> Directive
Each line containing the word "классификатор" must be collected.

> Records for the exercise
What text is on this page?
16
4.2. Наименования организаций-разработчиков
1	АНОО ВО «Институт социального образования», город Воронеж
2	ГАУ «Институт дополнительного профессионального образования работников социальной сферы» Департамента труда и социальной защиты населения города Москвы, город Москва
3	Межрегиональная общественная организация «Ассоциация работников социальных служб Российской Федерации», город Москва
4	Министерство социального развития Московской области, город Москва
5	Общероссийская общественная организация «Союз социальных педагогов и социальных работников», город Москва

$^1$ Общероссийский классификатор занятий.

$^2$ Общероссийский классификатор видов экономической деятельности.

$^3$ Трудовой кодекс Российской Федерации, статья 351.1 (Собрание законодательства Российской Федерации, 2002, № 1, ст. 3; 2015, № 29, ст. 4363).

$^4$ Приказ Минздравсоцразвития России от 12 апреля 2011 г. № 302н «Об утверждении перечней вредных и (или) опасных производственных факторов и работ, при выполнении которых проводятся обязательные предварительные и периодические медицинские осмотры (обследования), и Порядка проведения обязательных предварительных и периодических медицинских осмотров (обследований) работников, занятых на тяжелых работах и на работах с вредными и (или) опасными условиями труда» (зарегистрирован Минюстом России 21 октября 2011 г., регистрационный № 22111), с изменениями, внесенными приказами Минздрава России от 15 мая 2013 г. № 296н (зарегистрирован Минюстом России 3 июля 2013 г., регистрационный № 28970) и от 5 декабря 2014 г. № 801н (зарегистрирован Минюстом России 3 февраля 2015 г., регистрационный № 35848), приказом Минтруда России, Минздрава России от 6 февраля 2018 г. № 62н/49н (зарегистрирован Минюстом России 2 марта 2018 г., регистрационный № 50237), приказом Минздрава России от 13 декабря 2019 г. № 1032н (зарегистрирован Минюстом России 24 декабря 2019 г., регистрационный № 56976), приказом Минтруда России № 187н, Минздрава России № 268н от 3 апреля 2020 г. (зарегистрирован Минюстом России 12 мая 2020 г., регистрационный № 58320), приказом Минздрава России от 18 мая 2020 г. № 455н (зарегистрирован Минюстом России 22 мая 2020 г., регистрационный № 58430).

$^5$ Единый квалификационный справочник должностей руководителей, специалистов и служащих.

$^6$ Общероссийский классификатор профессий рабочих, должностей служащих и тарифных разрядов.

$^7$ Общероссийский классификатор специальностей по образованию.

> Task response
$^1$ Общероссийский классификатор занятий.
$^2$ Общероссийский классификатор видов экономической деятельности.
$^6$ Общероссийский классификатор профессий рабочих, должностей служащих и тарифных разрядов.
$^7$ Общероссийский классификатор специальностей по образованию.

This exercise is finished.